Problems to work on =>
A. In two sentences, summarize the news article below about the Senate resolution on plastic bags and styrofoam.
B. Write the next few sentences of the news article below on the Senate's plastic bag and styrofoam resolution, following on from its final sentence.

Page extract =>
+++

Senate wants use of plastic bags and styrofoam reviewed
THE Senate on Friday passed a timely resolution that seeks Government intervention into reducing the use of plastic bags and styrofoam containers and their threat to the environment.
Government Senator Matthew Samuda moved the private member motion on July 1, asking that Jamaica ban the importation of plastic bags below 50-gallon capacity and all finished goods made from styrofoam; and curtail the production of those items in Jamaica, unless they include an enzyme capable of making them biodegradable.
Biodegradable plastic is an innovative means of solving the plastic disposal problem.
Samuda said this is necessary because Jamaica has a waste management problem due to poor dumping habits and inadequate resources, and many of the items entering the waste stream are non-biodegradable.
Opposition Senators Angela Brown Burke and Sophia Binns Liburd supported the objective of the motion, but made suggestions as how it could be improved, primarily through increased public education and wider participation of the stakeholders in making decisions.
Opposition member Lambert Brown suggested that with no alternative to the use of plastic proposed in the motion, there could be a return to the use of high-cost cardboard boxes.
“We can’t just stop the progress,” he said, adding that the motion also ignored the efforts that have already been made to deal with the dangers of plastic, including a pilot project in lower St Andrew.
He noted that in 2014, former Prime Minister Portia Simpson Miller, to find a solution to the problem, opened a recycling plant on Spanish Town Road that employed 100 people by “encouraging entrepreneurship”.

+++

Document layout analysis data =>
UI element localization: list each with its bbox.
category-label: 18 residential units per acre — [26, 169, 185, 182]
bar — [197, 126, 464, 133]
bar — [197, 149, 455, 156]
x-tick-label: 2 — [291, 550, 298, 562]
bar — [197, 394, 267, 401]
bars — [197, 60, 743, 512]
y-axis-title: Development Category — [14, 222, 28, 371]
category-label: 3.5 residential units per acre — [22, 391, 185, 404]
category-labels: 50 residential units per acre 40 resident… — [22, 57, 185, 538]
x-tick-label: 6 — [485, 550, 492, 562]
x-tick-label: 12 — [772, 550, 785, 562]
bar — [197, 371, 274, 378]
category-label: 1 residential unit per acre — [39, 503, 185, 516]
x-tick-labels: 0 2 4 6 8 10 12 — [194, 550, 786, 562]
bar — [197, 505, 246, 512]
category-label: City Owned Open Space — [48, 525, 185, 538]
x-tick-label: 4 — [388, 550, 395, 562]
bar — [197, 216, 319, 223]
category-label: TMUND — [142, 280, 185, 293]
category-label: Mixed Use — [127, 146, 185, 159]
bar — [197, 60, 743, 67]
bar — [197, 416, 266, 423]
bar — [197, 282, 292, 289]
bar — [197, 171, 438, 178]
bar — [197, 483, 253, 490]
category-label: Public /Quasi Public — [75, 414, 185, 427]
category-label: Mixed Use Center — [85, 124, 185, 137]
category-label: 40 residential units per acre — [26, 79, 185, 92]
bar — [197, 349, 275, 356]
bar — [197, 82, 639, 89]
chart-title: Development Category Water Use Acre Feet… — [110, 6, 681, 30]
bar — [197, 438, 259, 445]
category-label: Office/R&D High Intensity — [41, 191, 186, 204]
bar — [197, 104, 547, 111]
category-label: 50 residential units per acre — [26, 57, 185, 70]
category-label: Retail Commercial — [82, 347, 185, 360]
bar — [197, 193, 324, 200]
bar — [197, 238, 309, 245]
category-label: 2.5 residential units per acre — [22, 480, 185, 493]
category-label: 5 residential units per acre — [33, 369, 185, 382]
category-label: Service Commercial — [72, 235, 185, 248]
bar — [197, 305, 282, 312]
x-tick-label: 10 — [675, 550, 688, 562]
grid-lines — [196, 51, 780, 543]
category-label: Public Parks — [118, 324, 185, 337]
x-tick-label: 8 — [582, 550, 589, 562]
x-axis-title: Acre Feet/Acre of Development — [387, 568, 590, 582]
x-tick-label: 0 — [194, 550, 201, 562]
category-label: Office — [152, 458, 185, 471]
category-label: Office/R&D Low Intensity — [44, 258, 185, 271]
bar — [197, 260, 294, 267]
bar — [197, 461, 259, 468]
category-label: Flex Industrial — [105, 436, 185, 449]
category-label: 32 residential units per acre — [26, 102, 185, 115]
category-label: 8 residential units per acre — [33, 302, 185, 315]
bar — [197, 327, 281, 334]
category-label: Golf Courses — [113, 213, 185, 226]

+++

Exercise responses =>
A. The Jamaican Senate passed a resolution, moved by Government Senator Matthew Samuda, calling for a ban on importing plastic bags below 50-gallon capacity and finished styrofoam goods, and for limits on producing them locally unless they contain an enzyme that makes them biodegradable. Opposition senators backed the aim but urged more public education and stakeholder involvement, while Lambert Brown warned that the motion offered no alternative to plastic and ignored earlier efforts such as a 2014 recycling plant on Spanish Town Road.

B.
“I think it is important for us to recognise that there are opportunities arising from the problems of plastic and styrofoam,” he said.
Brown proposed that the motion be sent to a joint select committee of Parliament for discussions.
Samuda assured Brown that the workers and the manufacturers need not worry, because the motion “would not end up as a talk shop”.
“Our Government is not a piecemeal government so there will not be piecemeal solutions. But it is precisely because the time is now and because we feel that action must be taken now,” Samuda responded.
He said that the major point of disagreement was where the resolution would be referred after passage, considering the support for it on both sides of the Senate.
He said that the Government would prefer the suggestion from Senator Binns for a stakeholders’ committee to discuss the effects of a ban on the plastics/styrofoam industry and related matters.
Samuda added that this would not mean ignoring parliamentary participation, as Government and the Opposition would be represented on the stakeholders’ committee, and the minister with responsibility for the environment would keep them apprised of the progress it was making.
Leader of Opposition Business Senator Mark Golding said that the Opposition felt that the proper place for the review to be done would be in a parliamentary committee.
“Not in some multi-stakeholder body outside of Parliament. That’s a big point for us but it hasn’t been accepted,” Golding conceded.
The motion was passed without any votes against, and is expected to be forwarded to the Ministry of Economic Growth and Job Creation for implementation.